Challenge – Can the data below be set down again exactly, line for line?

┌──

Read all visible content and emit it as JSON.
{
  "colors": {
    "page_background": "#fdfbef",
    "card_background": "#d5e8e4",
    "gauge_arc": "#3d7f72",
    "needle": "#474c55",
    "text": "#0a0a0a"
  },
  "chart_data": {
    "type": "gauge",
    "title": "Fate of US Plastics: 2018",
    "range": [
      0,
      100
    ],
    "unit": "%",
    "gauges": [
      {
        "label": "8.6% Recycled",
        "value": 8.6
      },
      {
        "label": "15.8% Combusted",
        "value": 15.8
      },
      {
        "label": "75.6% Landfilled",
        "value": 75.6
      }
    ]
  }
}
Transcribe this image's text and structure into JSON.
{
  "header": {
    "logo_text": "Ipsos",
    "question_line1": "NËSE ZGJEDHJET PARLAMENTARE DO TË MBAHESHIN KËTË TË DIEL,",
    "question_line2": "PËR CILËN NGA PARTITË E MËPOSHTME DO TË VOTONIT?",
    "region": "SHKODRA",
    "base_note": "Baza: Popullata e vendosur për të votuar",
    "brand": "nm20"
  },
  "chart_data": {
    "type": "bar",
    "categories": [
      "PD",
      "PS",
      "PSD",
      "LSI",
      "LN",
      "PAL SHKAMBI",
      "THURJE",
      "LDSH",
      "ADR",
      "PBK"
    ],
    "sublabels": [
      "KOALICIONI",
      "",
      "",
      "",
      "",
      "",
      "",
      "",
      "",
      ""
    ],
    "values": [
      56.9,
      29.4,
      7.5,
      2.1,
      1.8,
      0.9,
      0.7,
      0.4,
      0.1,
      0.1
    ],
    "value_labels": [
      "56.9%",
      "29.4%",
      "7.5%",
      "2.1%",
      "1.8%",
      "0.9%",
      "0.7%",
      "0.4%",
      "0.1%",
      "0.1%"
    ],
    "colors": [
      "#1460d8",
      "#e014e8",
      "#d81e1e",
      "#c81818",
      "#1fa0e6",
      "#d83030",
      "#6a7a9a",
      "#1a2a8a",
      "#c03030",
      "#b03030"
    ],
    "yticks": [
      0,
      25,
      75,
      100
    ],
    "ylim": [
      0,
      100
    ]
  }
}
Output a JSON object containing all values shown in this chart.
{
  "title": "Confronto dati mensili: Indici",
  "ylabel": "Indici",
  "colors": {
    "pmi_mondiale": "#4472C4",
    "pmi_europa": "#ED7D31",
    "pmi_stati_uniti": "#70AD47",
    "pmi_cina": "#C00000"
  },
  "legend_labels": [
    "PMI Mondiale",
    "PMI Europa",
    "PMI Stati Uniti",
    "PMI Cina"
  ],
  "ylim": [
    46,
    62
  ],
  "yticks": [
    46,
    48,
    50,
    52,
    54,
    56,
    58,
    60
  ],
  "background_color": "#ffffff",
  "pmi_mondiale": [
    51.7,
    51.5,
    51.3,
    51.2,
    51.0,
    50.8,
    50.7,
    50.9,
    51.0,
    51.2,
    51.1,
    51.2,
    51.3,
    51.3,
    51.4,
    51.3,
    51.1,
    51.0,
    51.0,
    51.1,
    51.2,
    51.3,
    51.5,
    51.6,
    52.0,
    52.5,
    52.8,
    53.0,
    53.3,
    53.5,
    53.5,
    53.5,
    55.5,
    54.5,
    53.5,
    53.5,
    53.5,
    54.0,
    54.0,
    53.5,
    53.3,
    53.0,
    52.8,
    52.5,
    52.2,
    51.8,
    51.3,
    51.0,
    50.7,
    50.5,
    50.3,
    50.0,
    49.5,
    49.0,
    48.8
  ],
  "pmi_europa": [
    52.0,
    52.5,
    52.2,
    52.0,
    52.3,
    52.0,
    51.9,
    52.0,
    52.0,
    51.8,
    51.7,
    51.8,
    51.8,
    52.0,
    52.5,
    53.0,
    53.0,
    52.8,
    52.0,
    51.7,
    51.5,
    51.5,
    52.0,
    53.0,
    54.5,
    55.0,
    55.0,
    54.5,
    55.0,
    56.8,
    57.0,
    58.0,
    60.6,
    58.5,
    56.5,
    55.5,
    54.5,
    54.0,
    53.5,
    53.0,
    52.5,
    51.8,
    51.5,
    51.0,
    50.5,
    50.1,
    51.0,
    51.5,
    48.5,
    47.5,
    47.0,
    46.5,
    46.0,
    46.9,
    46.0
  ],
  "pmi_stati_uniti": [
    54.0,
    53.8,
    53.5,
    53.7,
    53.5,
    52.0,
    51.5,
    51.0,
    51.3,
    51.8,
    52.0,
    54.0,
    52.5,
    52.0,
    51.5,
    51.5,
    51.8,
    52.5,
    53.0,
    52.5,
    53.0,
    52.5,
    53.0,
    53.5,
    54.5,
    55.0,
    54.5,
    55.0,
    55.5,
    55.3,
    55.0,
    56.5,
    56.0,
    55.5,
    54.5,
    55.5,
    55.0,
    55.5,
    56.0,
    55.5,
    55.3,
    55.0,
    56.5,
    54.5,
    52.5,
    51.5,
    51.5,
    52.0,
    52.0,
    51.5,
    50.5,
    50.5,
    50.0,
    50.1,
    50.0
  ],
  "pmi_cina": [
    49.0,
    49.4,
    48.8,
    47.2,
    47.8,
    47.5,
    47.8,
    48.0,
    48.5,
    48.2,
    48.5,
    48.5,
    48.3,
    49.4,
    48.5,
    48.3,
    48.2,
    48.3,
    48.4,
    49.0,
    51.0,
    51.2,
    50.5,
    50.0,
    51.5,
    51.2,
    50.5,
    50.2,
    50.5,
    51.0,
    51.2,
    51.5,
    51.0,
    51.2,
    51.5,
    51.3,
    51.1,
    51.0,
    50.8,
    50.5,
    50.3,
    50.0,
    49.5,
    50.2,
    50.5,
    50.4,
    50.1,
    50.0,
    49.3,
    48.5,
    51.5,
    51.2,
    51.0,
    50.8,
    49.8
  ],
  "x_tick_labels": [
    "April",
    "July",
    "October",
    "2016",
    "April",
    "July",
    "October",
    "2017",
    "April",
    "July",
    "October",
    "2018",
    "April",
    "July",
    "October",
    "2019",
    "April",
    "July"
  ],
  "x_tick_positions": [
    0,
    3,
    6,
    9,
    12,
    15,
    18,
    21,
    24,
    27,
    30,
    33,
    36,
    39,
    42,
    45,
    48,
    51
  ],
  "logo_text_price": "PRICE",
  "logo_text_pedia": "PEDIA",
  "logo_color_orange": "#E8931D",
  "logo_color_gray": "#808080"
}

└──

Exercise result –
Read all visible content and emit it as JSON.
{
  "colors": {
    "page_background": "#fdfbef",
    "card_background": "#d5e8e4",
    "gauge_arc": "#3d7f72",
    "needle": "#474c55",
    "text": "#0a0a0a"
  },
  "chart_data": {
    "type": "gauge",
    "title": "Fate of US Plastics: 2018",
    "range": [
      0,
      100
    ],
    "unit": "%",
    "gauges": [
      {
        "label": "8.6% Recycled",
        "value": 8.6
      },
      {
        "label": "15.8% Combusted",
        "value": 15.8
      },
      {
        "label": "75.6% Landfilled",
        "value": 75.6
      }
    ]
  }
}
Transcribe this image's text and structure into JSON.
{
  "header": {
    "logo_text": "Ipsos",
    "question_line1": "NËSE ZGJEDHJET PARLAMENTARE DO TË MBAHESHIN KËTË TË DIEL,",
    "question_line2": "PËR CILËN NGA PARTITË E MËPOSHTME DO TË VOTONIT?",
    "region": "SHKODRA",
    "base_note": "Baza: Popullata e vendosur për të votuar",
    "brand": "nm20"
  },
  "chart_data": {
    "type": "bar",
    "categories": [
      "PD",
      "PS",
      "PSD",
      "LSI",
      "LN",
      "PAL SHKAMBI",
      "THURJE",
      "LDSH",
      "ADR",
      "PBK"
    ],
    "sublabels": [
      "KOALICIONI",
      "",
      "",
      "",
      "",
      "",
      "",
      "",
      "",
      ""
    ],
    "values": [
      56.9,
      29.4,
      7.5,
      2.1,
      1.8,
      0.9,
      0.7,
      0.4,
      0.1,
      0.1
    ],
    "value_labels": [
      "56.9%",
      "29.4%",
      "7.5%",
      "2.1%",
      "1.8%",
      "0.9%",
      "0.7%",
      "0.4%",
      "0.1%",
      "0.1%"
    ],
    "colors": [
      "#1460d8",
      "#e014e8",
      "#d81e1e",
      "#c81818",
      "#1fa0e6",
      "#d83030",
      "#6a7a9a",
      "#1a2a8a",
      "#c03030",
      "#b03030"
    ],
    "yticks": [
      0,
      25,
      75,
      100
    ],
    "ylim": [
      0,
      100
    ]
  }
}
Output a JSON object containing all values shown in this chart.
{
  "title": "Confronto dati mensili: Indici",
  "ylabel": "Indici",
  "colors": {
    "pmi_mondiale": "#4472C4",
    "pmi_europa": "#ED7D31",
    "pmi_stati_uniti": "#70AD47",
    "pmi_cina": "#C00000"
  },
  "legend_labels": [
    "PMI Mondiale",
    "PMI Europa",
    "PMI Stati Uniti",
    "PMI Cina"
  ],
  "ylim": [
    46,
    62
  ],
  "yticks": [
    46,
    48,
    50,
    52,
    54,
    56,
    58,
    60
  ],
  "background_color": "#ffffff",
  "pmi_mondiale": [
    51.7,
    51.5,
    51.3,
    51.2,
    51.0,
    50.8,
    50.7,
    50.9,
    51.0,
    51.2,
    51.1,
    51.2,
    51.3,
    51.3,
    51.4,
    51.3,
    51.1,
    51.0,
    51.0,
    51.1,
    51.2,
    51.3,
    51.5,
    51.6,
    52.0,
    52.5,
    52.8,
    53.0,
    53.3,
    53.5,
    53.5,
    53.5,
    55.5,
    54.5,
    53.5,
    53.5,
    53.5,
    54.0,
    54.0,
    53.5,
    53.3,
    53.0,
    52.8,
    52.5,
    52.2,
    51.8,
    51.3,
    51.0,
    50.7,
    50.5,
    50.3,
    50.0,
    49.5,
    49.0,
    48.8
  ],
  "pmi_europa": [
    52.0,
    52.5,
    52.2,
    52.0,
    52.3,
    52.0,
    51.9,
    52.0,
    52.0,
    51.8,
    51.7,
    51.8,
    51.8,
    52.0,
    52.5,
    53.0,
    53.0,
    52.8,
    52.0,
    51.7,
    51.5,
    51.5,
    52.0,
    53.0,
    54.5,
    55.0,
    55.0,
    54.5,
    55.0,
    56.8,
    57.0,
    58.0,
    60.6,
    58.5,
    56.5,
    55.5,
    54.5,
    54.0,
    53.5,
    53.0,
    52.5,
    51.8,
    51.5,
    51.0,
    50.5,
    50.1,
    51.0,
    51.5,
    48.5,
    47.5,
    47.0,
    46.5,
    46.0,
    46.9,
    46.0
  ],
  "pmi_stati_uniti": [
    54.0,
    53.8,
    53.5,
    53.7,
    53.5,
    52.0,
    51.5,
    51.0,
    51.3,
    51.8,
    52.0,
    54.0,
    52.5,
    52.0,
    51.5,
    51.5,
    51.8,
    52.5,
    53.0,
    52.5,
    53.0,
    52.5,
    53.0,
    53.5,
    54.5,
    55.0,
    54.5,
    55.0,
    55.5,
    55.3,
    55.0,
    56.5,
    56.0,
    55.5,
    54.5,
    55.5,
    55.0,
    55.5,
    56.0,
    55.5,
    55.3,
    55.0,
    56.5,
    54.5,
    52.5,
    51.5,
    51.5,
    52.0,
    52.0,
    51.5,
    50.5,
    50.5,
    50.0,
    50.1,
    50.0
  ],
  "pmi_cina": [
    49.0,
    49.4,
    48.8,
    47.2,
    47.8,
    47.5,
    47.8,
    48.0,
    48.5,
    48.2,
    48.5,
    48.5,
    48.3,
    49.4,
    48.5,
    48.3,
    48.2,
    48.3,
    48.4,
    49.0,
    51.0,
    51.2,
    50.5,
    50.0,
    51.5,
    51.2,
    50.5,
    50.2,
    50.5,
    51.0,
    51.2,
    51.5,
    51.0,
    51.2,
    51.5,
    51.3,
    51.1,
    51.0,
    50.8,
    50.5,
    50.3,
    50.0,
    49.5,
    50.2,
    50.5,
    50.4,
    50.1,
    50.0,
    49.3,
    48.5,
    51.5,
    51.2,
    51.0,
    50.8,
    49.8
  ],
  "x_tick_labels": [
    "April",
    "July",
    "October",
    "2016",
    "April",
    "July",
    "October",
    "2017",
    "April",
    "July",
    "October",
    "2018",
    "April",
    "July",
    "October",
    "2019",
    "April",
    "July"
  ],
  "x_tick_positions": [
    0,
    3,
    6,
    9,
    12,
    15,
    18,
    21,
    24,
    27,
    30,
    33,
    36,
    39,
    42,
    45,
    48,
    51
  ],
  "logo_text_price": "PRICE",
  "logo_text_pedia": "PEDIA",
  "logo_color_orange": "#E8931D",
  "logo_color_gray": "#808080"
}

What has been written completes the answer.